Compile every line that includes the word "label".

[LISTED RECORDS]:
□ □ □ □ □ □ □
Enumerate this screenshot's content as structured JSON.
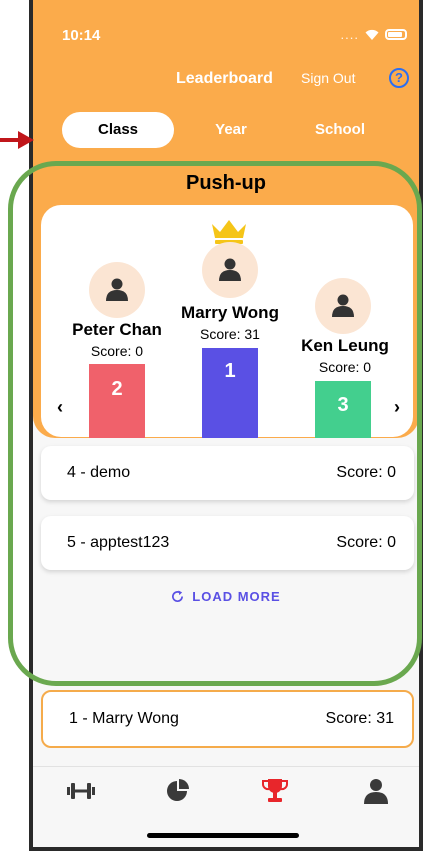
{
  "status_bar": {
    "time": "10:14",
    "signal": "...."
  },
  "header": {
    "title": "Leaderboard",
    "sign_out": "Sign Out",
    "help": "?"
  },
  "tabs": [
    {
      "label": "Class",
      "active": true
    },
    {
      "label": "Year",
      "active": false
    },
    {
      "label": "School",
      "active": false
    }
  ],
  "event": {
    "title": "Push-up"
  },
  "podium": [
    {
      "rank": "1",
      "name": "Marry Wong",
      "score": "Score: 31",
      "color": "#5a50e4"
    },
    {
      "rank": "2",
      "name": "Peter Chan",
      "score": "Score: 0",
      "color": "#f0616b"
    },
    {
      "rank": "3",
      "name": "Ken Leung",
      "score": "Score: 0",
      "color": "#43cf8e"
    }
  ],
  "nav_arrows": {
    "prev": "‹",
    "next": "›"
  },
  "list": [
    {
      "label": "4 - demo",
      "score": "Score: 0"
    },
    {
      "label": "5 - apptest123",
      "score": "Score: 0"
    }
  ],
  "load_more": "LOAD MORE",
  "my_rank": {
    "label": "1 - Marry Wong",
    "score": "Score: 31"
  },
  "bottom_tabs": [
    {
      "icon": "dumbbell-icon",
      "active": false
    },
    {
      "icon": "pie-chart-icon",
      "active": false
    },
    {
      "icon": "trophy-icon",
      "active": true
    },
    {
      "icon": "user-icon",
      "active": false
    }
  ],
  "colors": {
    "header": "#fbab4b",
    "accent": "#5a50e4",
    "active_tab_icon": "#e8262b",
    "highlight_outline": "#6aa84f"
  }
}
□ □ □ □ □ □ □
[RIGHT ANSWER]:
      "label": "Class",
      "label": "Year",
      "label": "School",
      "label": "4 - demo",
      "label": "5 - apptest123",
    "label": "1 - Marry Wong",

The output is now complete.